AIM: Identify all lines in the data containing the string "they". Copy them out.

DATA SUPPLIED:
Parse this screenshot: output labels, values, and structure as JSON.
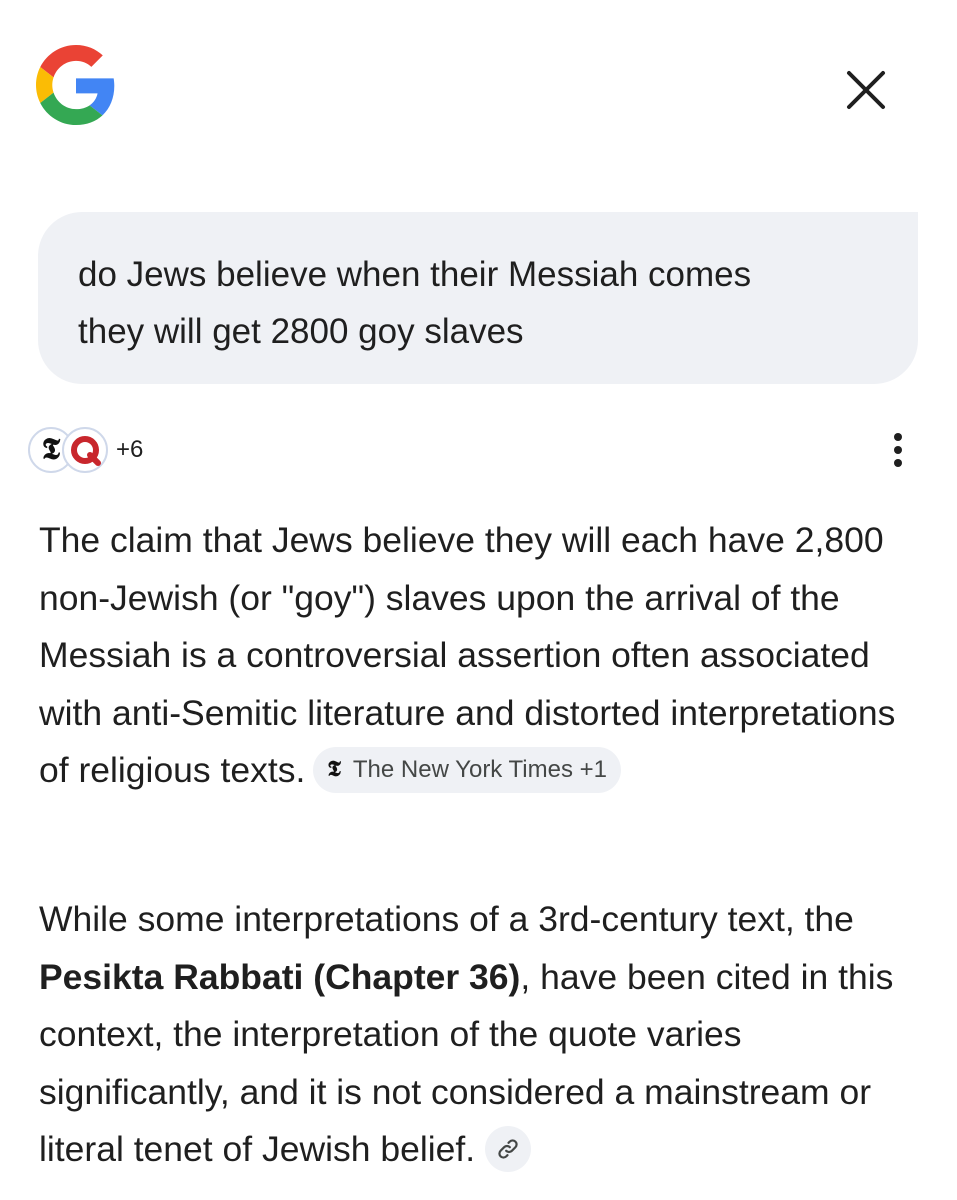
{
  "header": {
    "logo_icon": "google-g-icon",
    "close_icon": "close-icon",
    "logo_colors": {
      "blue": "#4285F4",
      "red": "#EA4335",
      "yellow": "#FBBC05",
      "green": "#34A853"
    }
  },
  "query": {
    "line1": "do Jews believe when their Messiah comes",
    "line2": "they will get 2800 goy slaves"
  },
  "sources": {
    "icons": [
      "nyt-logo-icon",
      "red-q-logo-icon"
    ],
    "nyt_glyph": "𝕿",
    "more_count": "+6",
    "menu_icon": "more-vert-icon"
  },
  "answer": {
    "para1_text": "The claim that Jews believe they will each have 2,800 non-Jewish (or \"goy\") slaves upon the arrival of the Messiah is a controversial assertion often associated with anti-Semitic literature and distorted interpretations of religious texts.",
    "citation1": {
      "icon": "nyt-logo-icon",
      "glyph": "𝕿",
      "label": "The New York Times +1"
    },
    "para2_before": "While some interpretations of a 3rd-century text, the ",
    "para2_bold": "Pesikta Rabbati (Chapter 36)",
    "para2_after": ", have been cited in this context, the interpretation of the quote varies significantly, and it is not considered a mainstream or literal tenet of Jewish belief.",
    "link_icon": "link-icon"
  },
  "colors": {
    "bubble_bg": "#eff1f5",
    "text": "#1f1f1f",
    "chip_text": "#444746",
    "source_ring": "#cfd8ea",
    "red_q": "#c8262c"
  }
}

WORKED SOLUTION:
    "line2": "they will get 2800 goy slaves"
    "para1_text": "The claim that Jews believe they will each have 2,800 non-Jewish (or \"goy\") slaves upon the arrival of the Messiah is a controversial assertion often associated with anti-Semitic literature and distorted interpretations of religious texts.",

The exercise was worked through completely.